Copy every record exactly, and keep the pictures out.

■ DATASET EXTRACT

◇ ◇ ◇

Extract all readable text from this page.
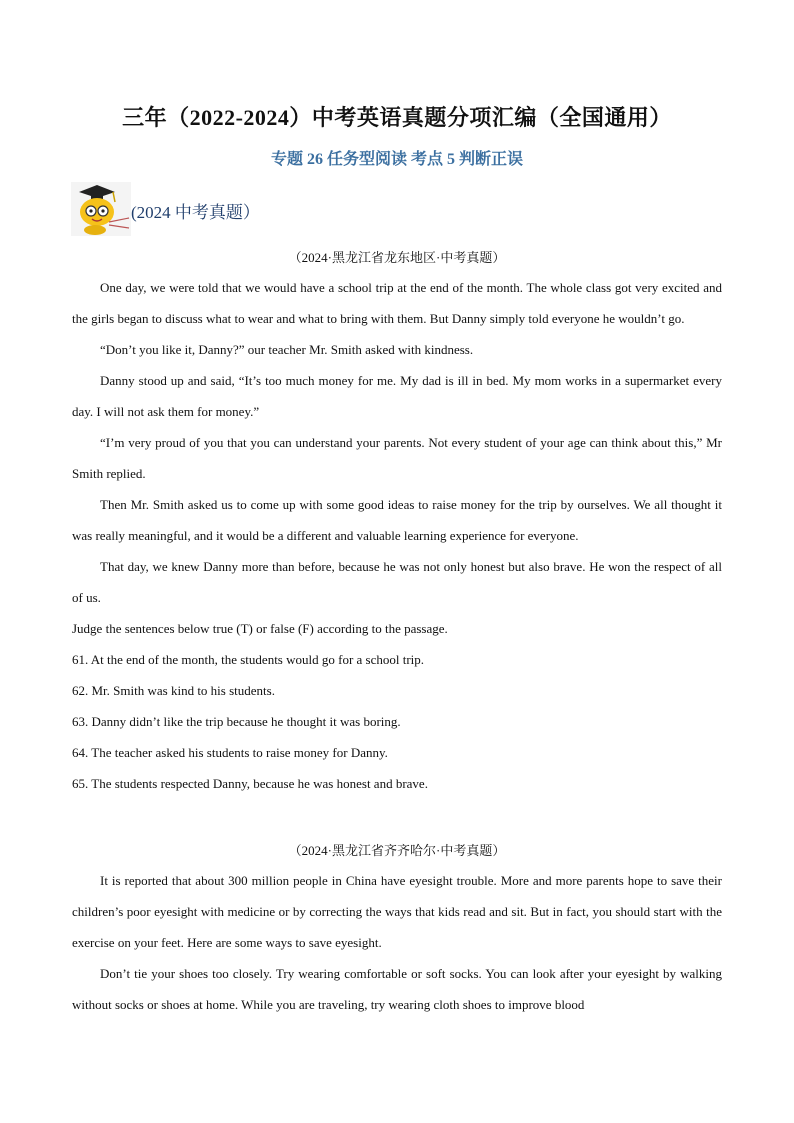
三年（2022-2024）中考英语真题分项汇编（全国通用）
专题 26 任务型阅读 考点 5 判断正误
(2024 中考真题）
（2024·黑龙江省龙东地区·中考真题）

One day, we were told that we would have a school trip at the end of the month. The whole class got very excited and the girls began to discuss what to wear and what to bring with them. But Danny simply told everyone he wouldn’t go.

“Don’t you like it, Danny?” our teacher Mr. Smith asked with kindness.

Danny stood up and said, “It’s too much money for me. My dad is ill in bed. My mom works in a supermarket every day. I will not ask them for money.”

“I’m very proud of you that you can understand your parents. Not every student of your age can think about this,” Mr Smith replied.

Then Mr. Smith asked us to come up with some good ideas to raise money for the trip by ourselves. We all thought it was really meaningful, and it would be a different and valuable learning experience for everyone.

That day, we knew Danny more than before, because he was not only honest but also brave. He won the respect of all of us.

Judge the sentences below true (T) or false (F) according to the passage.

61. At the end of the month, the students would go for a school trip.

62. Mr. Smith was kind to his students.

63. Danny didn’t like the trip because he thought it was boring.

64. The teacher asked his students to raise money for Danny.

65. The students respected Danny, because he was honest and brave.

（2024·黑龙江省齐齐哈尔·中考真题）

It is reported that about 300 million people in China have eyesight trouble. More and more parents hope to save their children’s poor eyesight with medicine or by correcting the ways that kids read and sit. But in fact, you should start with the exercise on your feet. Here are some ways to save eyesight.

Don’t tie your shoes too closely. Try wearing comfortable or soft socks. You can look after your eyesight by walking without socks or shoes at home. While you are traveling, try wearing cloth shoes to improve blood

◇ ◇ ◇

■ ANSWER TO THE PROBLEM
Extract all readable text from this page.
三年（2022-2024）中考英语真题分项汇编（全国通用）
专题 26 任务型阅读 考点 5 判断正误
(2024 中考真题）
（2024·黑龙江省龙东地区·中考真题）

One day, we were told that we would have a school trip at the end of the month. The whole class got very excited and the girls began to discuss what to wear and what to bring with them. But Danny simply told everyone he wouldn’t go.

“Don’t you like it, Danny?” our teacher Mr. Smith asked with kindness.

Danny stood up and said, “It’s too much money for me. My dad is ill in bed. My mom works in a supermarket every day. I will not ask them for money.”

“I’m very proud of you that you can understand your parents. Not every student of your age can think about this,” Mr Smith replied.

Then Mr. Smith asked us to come up with some good ideas to raise money for the trip by ourselves. We all thought it was really meaningful, and it would be a different and valuable learning experience for everyone.

That day, we knew Danny more than before, because he was not only honest but also brave. He won the respect of all of us.

Judge the sentences below true (T) or false (F) according to the passage.

61. At the end of the month, the students would go for a school trip.

62. Mr. Smith was kind to his students.

63. Danny didn’t like the trip because he thought it was boring.

64. The teacher asked his students to raise money for Danny.

65. The students respected Danny, because he was honest and brave.

（2024·黑龙江省齐齐哈尔·中考真题）

It is reported that about 300 million people in China have eyesight trouble. More and more parents hope to save their children’s poor eyesight with medicine or by correcting the ways that kids read and sit. But in fact, you should start with the exercise on your feet. Here are some ways to save eyesight.

Don’t tie your shoes too closely. Try wearing comfortable or soft socks. You can look after your eyesight by walking without socks or shoes at home. While you are traveling, try wearing cloth shoes to improve blood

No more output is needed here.